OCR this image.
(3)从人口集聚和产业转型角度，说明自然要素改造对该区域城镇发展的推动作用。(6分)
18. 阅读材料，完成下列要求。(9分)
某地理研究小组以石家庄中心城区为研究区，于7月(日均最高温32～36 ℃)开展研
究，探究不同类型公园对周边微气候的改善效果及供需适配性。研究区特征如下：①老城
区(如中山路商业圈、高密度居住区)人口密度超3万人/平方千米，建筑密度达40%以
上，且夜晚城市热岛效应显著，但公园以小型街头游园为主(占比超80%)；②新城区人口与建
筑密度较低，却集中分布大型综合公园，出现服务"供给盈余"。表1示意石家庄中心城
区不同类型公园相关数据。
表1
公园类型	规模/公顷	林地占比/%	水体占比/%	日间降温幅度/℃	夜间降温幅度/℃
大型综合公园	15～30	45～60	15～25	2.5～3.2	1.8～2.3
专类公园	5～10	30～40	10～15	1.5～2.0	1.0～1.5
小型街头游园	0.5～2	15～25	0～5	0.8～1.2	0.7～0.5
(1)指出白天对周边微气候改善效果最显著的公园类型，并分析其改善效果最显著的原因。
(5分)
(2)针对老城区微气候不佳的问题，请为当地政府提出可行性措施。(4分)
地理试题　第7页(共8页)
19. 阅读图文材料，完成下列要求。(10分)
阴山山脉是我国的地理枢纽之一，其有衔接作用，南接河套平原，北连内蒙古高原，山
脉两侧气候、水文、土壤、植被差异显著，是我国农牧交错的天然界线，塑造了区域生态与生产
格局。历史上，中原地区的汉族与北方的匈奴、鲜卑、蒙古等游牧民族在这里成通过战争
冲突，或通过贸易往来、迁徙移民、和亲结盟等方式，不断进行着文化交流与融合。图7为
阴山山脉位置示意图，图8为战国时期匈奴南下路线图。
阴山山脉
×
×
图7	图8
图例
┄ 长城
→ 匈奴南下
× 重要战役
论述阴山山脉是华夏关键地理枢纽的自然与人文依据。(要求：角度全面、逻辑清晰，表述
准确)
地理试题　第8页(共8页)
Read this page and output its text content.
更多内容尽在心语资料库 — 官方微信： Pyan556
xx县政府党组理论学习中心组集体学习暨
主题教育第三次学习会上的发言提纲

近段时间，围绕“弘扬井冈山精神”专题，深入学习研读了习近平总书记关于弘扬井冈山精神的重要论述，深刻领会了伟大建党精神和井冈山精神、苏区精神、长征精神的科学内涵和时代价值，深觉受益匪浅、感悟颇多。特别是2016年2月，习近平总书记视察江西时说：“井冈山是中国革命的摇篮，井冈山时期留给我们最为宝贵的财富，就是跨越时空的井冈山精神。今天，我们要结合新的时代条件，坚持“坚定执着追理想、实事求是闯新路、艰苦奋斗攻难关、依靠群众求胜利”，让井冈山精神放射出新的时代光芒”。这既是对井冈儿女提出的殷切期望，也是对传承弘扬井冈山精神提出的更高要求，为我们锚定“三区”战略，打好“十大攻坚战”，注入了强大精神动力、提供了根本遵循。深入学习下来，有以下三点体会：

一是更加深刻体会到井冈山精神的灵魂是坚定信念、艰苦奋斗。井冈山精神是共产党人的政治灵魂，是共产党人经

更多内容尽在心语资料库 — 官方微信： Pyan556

• Exercise details:
Your task is to transcribe the material exactly.

• Expected answer:
OCR this image.
(3)从人口集聚和产业转型角度，说明自然要素改造对该区域城镇发展的推动作用。(6分)
18. 阅读材料，完成下列要求。(9分)
某地理研究小组以石家庄中心城区为研究区，于7月(日均最高温32～36 ℃)开展研
究，探究不同类型公园对周边微气候的改善效果及供需适配性。研究区特征如下：①老城
区(如中山路商业圈、高密度居住区)人口密度超3万人/平方千米，建筑密度达40%以
上，且夜晚城市热岛效应显著，但公园以小型街头游园为主(占比超80%)；②新城区人口与建
筑密度较低，却集中分布大型综合公园，出现服务"供给盈余"。表1示意石家庄中心城
区不同类型公园相关数据。
表1
公园类型	规模/公顷	林地占比/%	水体占比/%	日间降温幅度/℃	夜间降温幅度/℃
大型综合公园	15～30	45～60	15～25	2.5～3.2	1.8～2.3
专类公园	5～10	30～40	10～15	1.5～2.0	1.0～1.5
小型街头游园	0.5～2	15～25	0～5	0.8～1.2	0.7～0.5
(1)指出白天对周边微气候改善效果最显著的公园类型，并分析其改善效果最显著的原因。
(5分)
(2)针对老城区微气候不佳的问题，请为当地政府提出可行性措施。(4分)
地理试题　第7页(共8页)
19. 阅读图文材料，完成下列要求。(10分)
阴山山脉是我国的地理枢纽之一，其有衔接作用，南接河套平原，北连内蒙古高原，山
脉两侧气候、水文、土壤、植被差异显著，是我国农牧交错的天然界线，塑造了区域生态与生产
格局。历史上，中原地区的汉族与北方的匈奴、鲜卑、蒙古等游牧民族在这里成通过战争
冲突，或通过贸易往来、迁徙移民、和亲结盟等方式，不断进行着文化交流与融合。图7为
阴山山脉位置示意图，图8为战国时期匈奴南下路线图。
阴山山脉
×
×
图7	图8
图例
┄ 长城
→ 匈奴南下
× 重要战役
论述阴山山脉是华夏关键地理枢纽的自然与人文依据。(要求：角度全面、逻辑清晰，表述
准确)
地理试题　第8页(共8页)
Read this page and output its text content.
更多内容尽在心语资料库 — 官方微信： Pyan556
xx县政府党组理论学习中心组集体学习暨
主题教育第三次学习会上的发言提纲

近段时间，围绕“弘扬井冈山精神”专题，深入学习研读了习近平总书记关于弘扬井冈山精神的重要论述，深刻领会了伟大建党精神和井冈山精神、苏区精神、长征精神的科学内涵和时代价值，深觉受益匪浅、感悟颇多。特别是2016年2月，习近平总书记视察江西时说：“井冈山是中国革命的摇篮，井冈山时期留给我们最为宝贵的财富，就是跨越时空的井冈山精神。今天，我们要结合新的时代条件，坚持“坚定执着追理想、实事求是闯新路、艰苦奋斗攻难关、依靠群众求胜利”，让井冈山精神放射出新的时代光芒”。这既是对井冈儿女提出的殷切期望，也是对传承弘扬井冈山精神提出的更高要求，为我们锚定“三区”战略，打好“十大攻坚战”，注入了强大精神动力、提供了根本遵循。深入学习下来，有以下三点体会：

一是更加深刻体会到井冈山精神的灵魂是坚定信念、艰苦奋斗。井冈山精神是共产党人的政治灵魂，是共产党人经

更多内容尽在心语资料库 — 官方微信： Pyan556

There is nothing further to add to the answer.